Output every entry exactly as written.

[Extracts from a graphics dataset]

....

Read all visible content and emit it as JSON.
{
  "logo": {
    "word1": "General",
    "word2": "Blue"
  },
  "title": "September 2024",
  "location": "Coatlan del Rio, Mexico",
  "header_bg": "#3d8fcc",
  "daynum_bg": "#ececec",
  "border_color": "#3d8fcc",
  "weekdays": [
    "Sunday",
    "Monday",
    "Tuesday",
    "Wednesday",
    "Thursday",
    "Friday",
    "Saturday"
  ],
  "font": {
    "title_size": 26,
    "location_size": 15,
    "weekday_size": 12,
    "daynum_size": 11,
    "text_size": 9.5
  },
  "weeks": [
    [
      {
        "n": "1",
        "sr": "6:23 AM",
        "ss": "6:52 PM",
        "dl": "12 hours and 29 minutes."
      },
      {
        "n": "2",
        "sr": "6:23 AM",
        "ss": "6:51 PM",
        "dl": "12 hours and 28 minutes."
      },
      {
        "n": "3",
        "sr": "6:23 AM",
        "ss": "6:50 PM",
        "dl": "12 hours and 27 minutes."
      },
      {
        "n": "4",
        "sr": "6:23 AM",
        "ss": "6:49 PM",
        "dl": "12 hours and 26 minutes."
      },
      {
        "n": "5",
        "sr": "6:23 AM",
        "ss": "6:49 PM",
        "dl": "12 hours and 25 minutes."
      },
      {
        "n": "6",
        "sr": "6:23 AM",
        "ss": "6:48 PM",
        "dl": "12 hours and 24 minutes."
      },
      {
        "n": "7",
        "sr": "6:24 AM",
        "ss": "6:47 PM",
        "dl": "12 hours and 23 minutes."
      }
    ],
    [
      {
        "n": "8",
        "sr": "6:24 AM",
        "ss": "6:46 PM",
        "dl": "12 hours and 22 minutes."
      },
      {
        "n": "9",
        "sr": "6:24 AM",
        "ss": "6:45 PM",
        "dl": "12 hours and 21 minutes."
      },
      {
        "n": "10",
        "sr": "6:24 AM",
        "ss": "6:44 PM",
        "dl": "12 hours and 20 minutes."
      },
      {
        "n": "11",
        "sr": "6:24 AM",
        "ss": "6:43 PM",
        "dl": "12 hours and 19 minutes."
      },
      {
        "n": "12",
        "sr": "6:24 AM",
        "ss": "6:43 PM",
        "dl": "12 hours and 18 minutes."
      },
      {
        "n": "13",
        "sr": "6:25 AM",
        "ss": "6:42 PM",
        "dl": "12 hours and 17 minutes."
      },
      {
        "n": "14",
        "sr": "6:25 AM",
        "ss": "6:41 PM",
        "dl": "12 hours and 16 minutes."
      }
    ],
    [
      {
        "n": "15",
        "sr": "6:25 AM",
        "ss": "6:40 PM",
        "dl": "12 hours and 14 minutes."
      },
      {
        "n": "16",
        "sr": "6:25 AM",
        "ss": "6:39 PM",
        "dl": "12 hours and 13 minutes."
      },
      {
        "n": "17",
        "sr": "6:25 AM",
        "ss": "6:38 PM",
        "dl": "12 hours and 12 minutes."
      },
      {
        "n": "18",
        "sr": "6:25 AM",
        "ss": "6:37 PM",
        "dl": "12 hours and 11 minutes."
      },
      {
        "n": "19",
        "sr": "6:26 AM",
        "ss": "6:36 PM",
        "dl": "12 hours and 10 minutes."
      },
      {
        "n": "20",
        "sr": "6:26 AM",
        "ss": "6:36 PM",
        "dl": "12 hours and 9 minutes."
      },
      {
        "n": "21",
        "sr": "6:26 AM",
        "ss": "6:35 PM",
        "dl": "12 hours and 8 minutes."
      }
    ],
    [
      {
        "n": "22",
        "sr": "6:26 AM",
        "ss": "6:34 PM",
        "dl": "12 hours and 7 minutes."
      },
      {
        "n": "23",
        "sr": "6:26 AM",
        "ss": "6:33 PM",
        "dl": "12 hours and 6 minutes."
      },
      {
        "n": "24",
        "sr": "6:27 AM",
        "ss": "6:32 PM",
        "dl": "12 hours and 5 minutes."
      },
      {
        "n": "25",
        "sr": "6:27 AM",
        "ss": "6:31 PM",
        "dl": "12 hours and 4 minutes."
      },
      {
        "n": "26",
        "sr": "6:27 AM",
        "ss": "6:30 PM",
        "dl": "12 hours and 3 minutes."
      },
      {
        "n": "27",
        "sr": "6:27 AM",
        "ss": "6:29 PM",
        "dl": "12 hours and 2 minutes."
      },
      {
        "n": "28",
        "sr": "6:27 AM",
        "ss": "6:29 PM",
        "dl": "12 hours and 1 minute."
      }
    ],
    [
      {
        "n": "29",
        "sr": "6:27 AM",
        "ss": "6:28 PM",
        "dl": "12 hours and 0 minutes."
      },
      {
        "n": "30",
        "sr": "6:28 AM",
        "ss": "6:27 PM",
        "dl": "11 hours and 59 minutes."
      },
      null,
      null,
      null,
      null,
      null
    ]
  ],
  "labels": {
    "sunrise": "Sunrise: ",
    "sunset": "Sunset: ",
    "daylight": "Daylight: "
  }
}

....

- _FINISHED EXERCISE_:
Read all visible content and emit it as JSON.
{
  "logo": {
    "word1": "General",
    "word2": "Blue"
  },
  "title": "September 2024",
  "location": "Coatlan del Rio, Mexico",
  "header_bg": "#3d8fcc",
  "daynum_bg": "#ececec",
  "border_color": "#3d8fcc",
  "weekdays": [
    "Sunday",
    "Monday",
    "Tuesday",
    "Wednesday",
    "Thursday",
    "Friday",
    "Saturday"
  ],
  "font": {
    "title_size": 26,
    "location_size": 15,
    "weekday_size": 12,
    "daynum_size": 11,
    "text_size": 9.5
  },
  "weeks": [
    [
      {
        "n": "1",
        "sr": "6:23 AM",
        "ss": "6:52 PM",
        "dl": "12 hours and 29 minutes."
      },
      {
        "n": "2",
        "sr": "6:23 AM",
        "ss": "6:51 PM",
        "dl": "12 hours and 28 minutes."
      },
      {
        "n": "3",
        "sr": "6:23 AM",
        "ss": "6:50 PM",
        "dl": "12 hours and 27 minutes."
      },
      {
        "n": "4",
        "sr": "6:23 AM",
        "ss": "6:49 PM",
        "dl": "12 hours and 26 minutes."
      },
      {
        "n": "5",
        "sr": "6:23 AM",
        "ss": "6:49 PM",
        "dl": "12 hours and 25 minutes."
      },
      {
        "n": "6",
        "sr": "6:23 AM",
        "ss": "6:48 PM",
        "dl": "12 hours and 24 minutes."
      },
      {
        "n": "7",
        "sr": "6:24 AM",
        "ss": "6:47 PM",
        "dl": "12 hours and 23 minutes."
      }
    ],
    [
      {
        "n": "8",
        "sr": "6:24 AM",
        "ss": "6:46 PM",
        "dl": "12 hours and 22 minutes."
      },
      {
        "n": "9",
        "sr": "6:24 AM",
        "ss": "6:45 PM",
        "dl": "12 hours and 21 minutes."
      },
      {
        "n": "10",
        "sr": "6:24 AM",
        "ss": "6:44 PM",
        "dl": "12 hours and 20 minutes."
      },
      {
        "n": "11",
        "sr": "6:24 AM",
        "ss": "6:43 PM",
        "dl": "12 hours and 19 minutes."
      },
      {
        "n": "12",
        "sr": "6:24 AM",
        "ss": "6:43 PM",
        "dl": "12 hours and 18 minutes."
      },
      {
        "n": "13",
        "sr": "6:25 AM",
        "ss": "6:42 PM",
        "dl": "12 hours and 17 minutes."
      },
      {
        "n": "14",
        "sr": "6:25 AM",
        "ss": "6:41 PM",
        "dl": "12 hours and 16 minutes."
      }
    ],
    [
      {
        "n": "15",
        "sr": "6:25 AM",
        "ss": "6:40 PM",
        "dl": "12 hours and 14 minutes."
      },
      {
        "n": "16",
        "sr": "6:25 AM",
        "ss": "6:39 PM",
        "dl": "12 hours and 13 minutes."
      },
      {
        "n": "17",
        "sr": "6:25 AM",
        "ss": "6:38 PM",
        "dl": "12 hours and 12 minutes."
      },
      {
        "n": "18",
        "sr": "6:25 AM",
        "ss": "6:37 PM",
        "dl": "12 hours and 11 minutes."
      },
      {
        "n": "19",
        "sr": "6:26 AM",
        "ss": "6:36 PM",
        "dl": "12 hours and 10 minutes."
      },
      {
        "n": "20",
        "sr": "6:26 AM",
        "ss": "6:36 PM",
        "dl": "12 hours and 9 minutes."
      },
      {
        "n": "21",
        "sr": "6:26 AM",
        "ss": "6:35 PM",
        "dl": "12 hours and 8 minutes."
      }
    ],
    [
      {
        "n": "22",
        "sr": "6:26 AM",
        "ss": "6:34 PM",
        "dl": "12 hours and 7 minutes."
      },
      {
        "n": "23",
        "sr": "6:26 AM",
        "ss": "6:33 PM",
        "dl": "12 hours and 6 minutes."
      },
      {
        "n": "24",
        "sr": "6:27 AM",
        "ss": "6:32 PM",
        "dl": "12 hours and 5 minutes."
      },
      {
        "n": "25",
        "sr": "6:27 AM",
        "ss": "6:31 PM",
        "dl": "12 hours and 4 minutes."
      },
      {
        "n": "26",
        "sr": "6:27 AM",
        "ss": "6:30 PM",
        "dl": "12 hours and 3 minutes."
      },
      {
        "n": "27",
        "sr": "6:27 AM",
        "ss": "6:29 PM",
        "dl": "12 hours and 2 minutes."
      },
      {
        "n": "28",
        "sr": "6:27 AM",
        "ss": "6:29 PM",
        "dl": "12 hours and 1 minute."
      }
    ],
    [
      {
        "n": "29",
        "sr": "6:27 AM",
        "ss": "6:28 PM",
        "dl": "12 hours and 0 minutes."
      },
      {
        "n": "30",
        "sr": "6:28 AM",
        "ss": "6:27 PM",
        "dl": "11 hours and 59 minutes."
      },
      null,
      null,
      null,
      null,
      null
    ]
  ],
  "labels": {
    "sunrise": "Sunrise: ",
    "sunset": "Sunset: ",
    "daylight": "Daylight: "
  }
}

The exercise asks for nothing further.